=== Required task ===
Without the pictures, print each of the records below exactly as it appears.

(Saved entries)
__________________________________________________

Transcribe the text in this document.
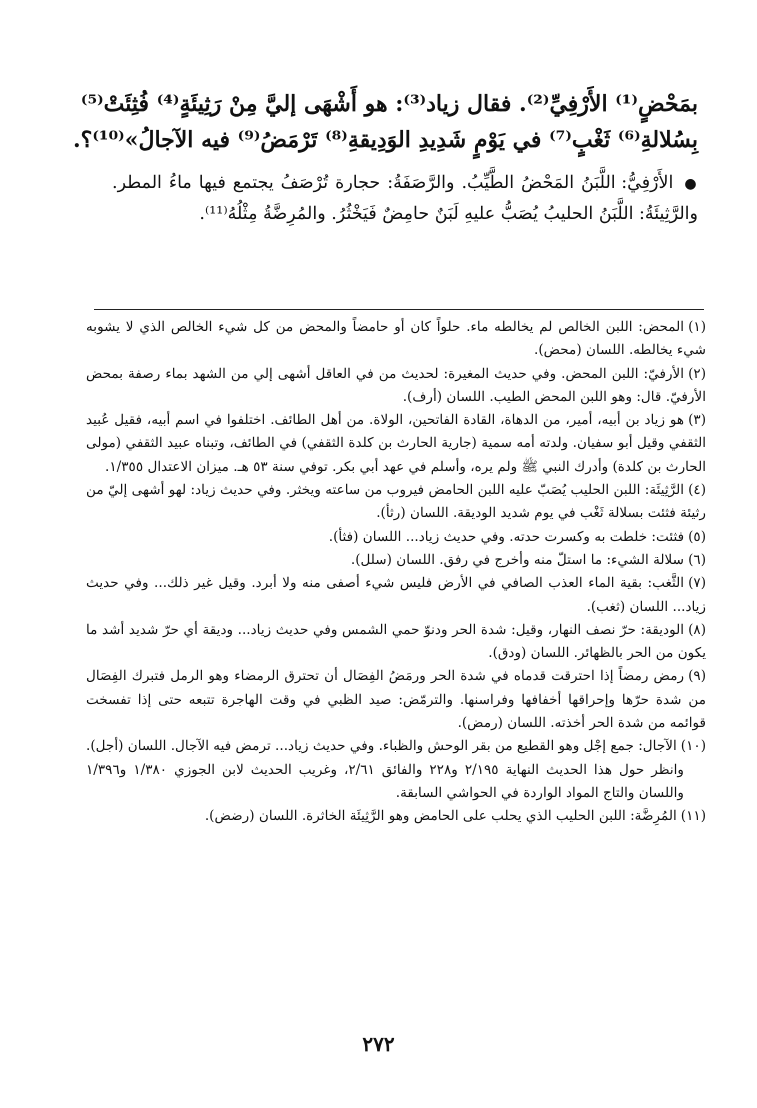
بمَحْضٍ⁽¹⁾ الأَرْفِيِّ⁽²⁾. فقال زياد⁽³⁾: هو أَشْهَى إليَّ مِنْ رَثِيئَةٍ⁽⁴⁾ فُثِئَتْ⁽⁵⁾
بِسُلالةِ⁽⁶⁾ ثَغْبٍ⁽⁷⁾ في يَوْمٍ شَدِيدِ الوَدِيقةِ⁽⁸⁾ تَرْمَضُ⁽⁹⁾ فيه الآجالُ»⁽¹⁰⁾؟.
● الأَرْفِيُّ: اللَّبَنُ المَحْضُ الطَّيِّبُ. والرَّصَفَةُ: حجارة تُرْصَفُ يجتمع فيها ماءُ المطر. والرَّثِيئَةُ: اللَّبَنُ الحليبُ يُصَبُّ عليهِ لَبَنٌ حامِضٌ فَيَخْثُرُ. والمُرِضَّةُ مِثْلُهُ⁽¹¹⁾.

(١)المحض: اللبن الخالص لم يخالطه ماء. حلواً كان أو حامضاً والمحض من كل شيء الخالص الذي لا يشوبه شيء يخالطه. اللسان (محض).

(٢)الأرفيّ: اللبن المحض. وفي حديث المغيرة: لحديث من في العاقل أشهى إلي من الشهد بماء رصفة بمحض الأرفيّ. قال: وهو اللبن المحض الطيب. اللسان (أرف).

(٣)هو زياد بن أبيه، أمير، من الدهاة، القادة الفاتحين، الولاة. من أهل الطائف. اختلفوا في اسم أبيه، فقيل عُبيد الثقفي وقيل أبو سفيان. ولدته أمه سمية (جارية الحارث بن كلدة الثقفي) في الطائف، وتبناه عبيد الثقفي (مولى الحارث بن كلدة) وأدرك النبي ﷺ ولم يره، وأسلم في عهد أبي بكر. توفي سنة ٥٣ هـ. ميزان الاعتدال ١/٣٥٥.

(٤)الرَّثِيئَة: اللبن الحليب يُصَبّ عليه اللبن الحامض فيروب من ساعته ويخثر. وفي حديث زياد: لهو أشهى إليّ من رثيئة فثئت بسلالة ثَغْب في يوم شديد الوديقة. اللسان (رثأ).

(٥)فثئت: خلطت به وكسرت حدته. وفي حديث زياد... اللسان (فثأ).

(٦)سلالة الشيء: ما استلّ منه وأخرج في رفق. اللسان (سلل).

(٧)الثَّغب: بقية الماء العذب الصافي في الأرض فليس شيء أصفى منه ولا أبرد. وقيل غير ذلك... وفي حديث زياد... اللسان (ثغب).

(٨)الوديقة: حرّ نصف النهار، وقيل: شدة الحر ودنوّ حمي الشمس وفي حديث زياد... وديقة أي حرّ شديد أشد ما يكون من الحر بالظهائر. اللسان (ودق).

(٩)رمض رمضاً إذا احترقت قدماه في شدة الحر ورمَضُ الفِصَال أن تحترق الرمضاء وهو الرمل فتبرك الفِصَال من شدة حرّها وإحراقها أخفافها وفراسنها. والترمّض: صيد الظبي في وقت الهاجرة تتبعه حتى إذا تفسخت قوائمه من شدة الحر أخذته. اللسان (رمض).

(١٠)الآجال: جمع إجْل وهو القطيع من بقر الوحش والظباء. وفي حديث زياد... ترمض فيه الآجال. اللسان (أجل).

وانظر حول هذا الحديث النهاية ٢/١٩٥ و٢٢٨ والفائق ٢/٦١، وغريب الحديث لابن الجوزي ١/٣٨٠ و١/٣٩٦ واللسان والتاج المواد الواردة في الحواشي السابقة.

(١١)المُرِضَّة: اللبن الحليب الذي يحلب على الحامض وهو الرَّثِيئَة الخاثرة. اللسان (رضض).

٢٧٢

__________________________________________________

=== Task solution ===
Transcribe the text in this document.
بمَحْضٍ⁽¹⁾ الأَرْفِيِّ⁽²⁾. فقال زياد⁽³⁾: هو أَشْهَى إليَّ مِنْ رَثِيئَةٍ⁽⁴⁾ فُثِئَتْ⁽⁵⁾
بِسُلالةِ⁽⁶⁾ ثَغْبٍ⁽⁷⁾ في يَوْمٍ شَدِيدِ الوَدِيقةِ⁽⁸⁾ تَرْمَضُ⁽⁹⁾ فيه الآجالُ»⁽¹⁰⁾؟.
● الأَرْفِيُّ: اللَّبَنُ المَحْضُ الطَّيِّبُ. والرَّصَفَةُ: حجارة تُرْصَفُ يجتمع فيها ماءُ المطر. والرَّثِيئَةُ: اللَّبَنُ الحليبُ يُصَبُّ عليهِ لَبَنٌ حامِضٌ فَيَخْثُرُ. والمُرِضَّةُ مِثْلُهُ⁽¹¹⁾.

(١)المحض: اللبن الخالص لم يخالطه ماء. حلواً كان أو حامضاً والمحض من كل شيء الخالص الذي لا يشوبه شيء يخالطه. اللسان (محض).

(٢)الأرفيّ: اللبن المحض. وفي حديث المغيرة: لحديث من في العاقل أشهى إلي من الشهد بماء رصفة بمحض الأرفيّ. قال: وهو اللبن المحض الطيب. اللسان (أرف).

(٣)هو زياد بن أبيه، أمير، من الدهاة، القادة الفاتحين، الولاة. من أهل الطائف. اختلفوا في اسم أبيه، فقيل عُبيد الثقفي وقيل أبو سفيان. ولدته أمه سمية (جارية الحارث بن كلدة الثقفي) في الطائف، وتبناه عبيد الثقفي (مولى الحارث بن كلدة) وأدرك النبي ﷺ ولم يره، وأسلم في عهد أبي بكر. توفي سنة ٥٣ هـ. ميزان الاعتدال ١/٣٥٥.

(٤)الرَّثِيئَة: اللبن الحليب يُصَبّ عليه اللبن الحامض فيروب من ساعته ويخثر. وفي حديث زياد: لهو أشهى إليّ من رثيئة فثئت بسلالة ثَغْب في يوم شديد الوديقة. اللسان (رثأ).

(٥)فثئت: خلطت به وكسرت حدته. وفي حديث زياد... اللسان (فثأ).

(٦)سلالة الشيء: ما استلّ منه وأخرج في رفق. اللسان (سلل).

(٧)الثَّغب: بقية الماء العذب الصافي في الأرض فليس شيء أصفى منه ولا أبرد. وقيل غير ذلك... وفي حديث زياد... اللسان (ثغب).

(٨)الوديقة: حرّ نصف النهار، وقيل: شدة الحر ودنوّ حمي الشمس وفي حديث زياد... وديقة أي حرّ شديد أشد ما يكون من الحر بالظهائر. اللسان (ودق).

(٩)رمض رمضاً إذا احترقت قدماه في شدة الحر ورمَضُ الفِصَال أن تحترق الرمضاء وهو الرمل فتبرك الفِصَال من شدة حرّها وإحراقها أخفافها وفراسنها. والترمّض: صيد الظبي في وقت الهاجرة تتبعه حتى إذا تفسخت قوائمه من شدة الحر أخذته. اللسان (رمض).

(١٠)الآجال: جمع إجْل وهو القطيع من بقر الوحش والظباء. وفي حديث زياد... ترمض فيه الآجال. اللسان (أجل).

وانظر حول هذا الحديث النهاية ٢/١٩٥ و٢٢٨ والفائق ٢/٦١، وغريب الحديث لابن الجوزي ١/٣٨٠ و١/٣٩٦ واللسان والتاج المواد الواردة في الحواشي السابقة.

(١١)المُرِضَّة: اللبن الحليب الذي يحلب على الحامض وهو الرَّثِيئَة الخاثرة. اللسان (رضض).

٢٧٢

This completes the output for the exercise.